Problem to work on: Print the listing in its entirety and exactly, leaving out images.

+++ Provided material

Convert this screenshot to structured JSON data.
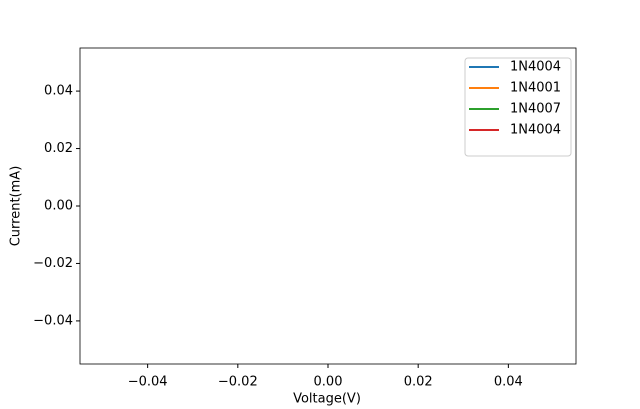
{
  "chart_data": {
    "type": "line",
    "xlabel": "Voltage(V)",
    "ylabel": "Current(mA)",
    "x": [],
    "series": [
      {
        "name": "1N4004",
        "color": "#1f77b4",
        "values": []
      },
      {
        "name": "1N4001",
        "color": "#ff7f0e",
        "values": []
      },
      {
        "name": "1N4007",
        "color": "#2ca02c",
        "values": []
      },
      {
        "name": "1N4004",
        "color": "#d62728",
        "values": []
      }
    ],
    "xlim": [
      -0.055,
      0.055
    ],
    "xticks": [
      {
        "value": -0.04,
        "label": "−0.04"
      },
      {
        "value": -0.02,
        "label": "−0.02"
      },
      {
        "value": 0,
        "label": "0.00"
      },
      0.02,
      0.04
    ],
    "ylim": [
      -0.055,
      0.055
    ],
    "yticks": [
      {
        "value": -0.04,
        "label": "−0.04"
      },
      {
        "value": -0.02,
        "label": "−0.02"
      },
      {
        "value": 0,
        "label": "0.00"
      },
      0.02,
      0.04
    ],
    "legend": "upper right"
  }
}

++++++

Exercise answer:
Convert this screenshot to structured JSON data.
{
  "chart_data": {
    "type": "line",
    "xlabel": "Voltage(V)",
    "ylabel": "Current(mA)",
    "x": [],
    "series": [
      {
        "name": "1N4004",
        "color": "#1f77b4",
        "values": []
      },
      {
        "name": "1N4001",
        "color": "#ff7f0e",
        "values": []
      },
      {
        "name": "1N4007",
        "color": "#2ca02c",
        "values": []
      },
      {
        "name": "1N4004",
        "color": "#d62728",
        "values": []
      }
    ],
    "xlim": [
      -0.055,
      0.055
    ],
    "xticks": [
      {
        "value": -0.04,
        "label": "−0.04"
      },
      {
        "value": -0.02,
        "label": "−0.02"
      },
      {
        "value": 0,
        "label": "0.00"
      },
      0.02,
      0.04
    ],
    "ylim": [
      -0.055,
      0.055
    ],
    "yticks": [
      {
        "value": -0.04,
        "label": "−0.04"
      },
      {
        "value": -0.02,
        "label": "−0.02"
      },
      {
        "value": 0,
        "label": "0.00"
      },
      0.02,
      0.04
    ],
    "legend": "upper right"
  }
}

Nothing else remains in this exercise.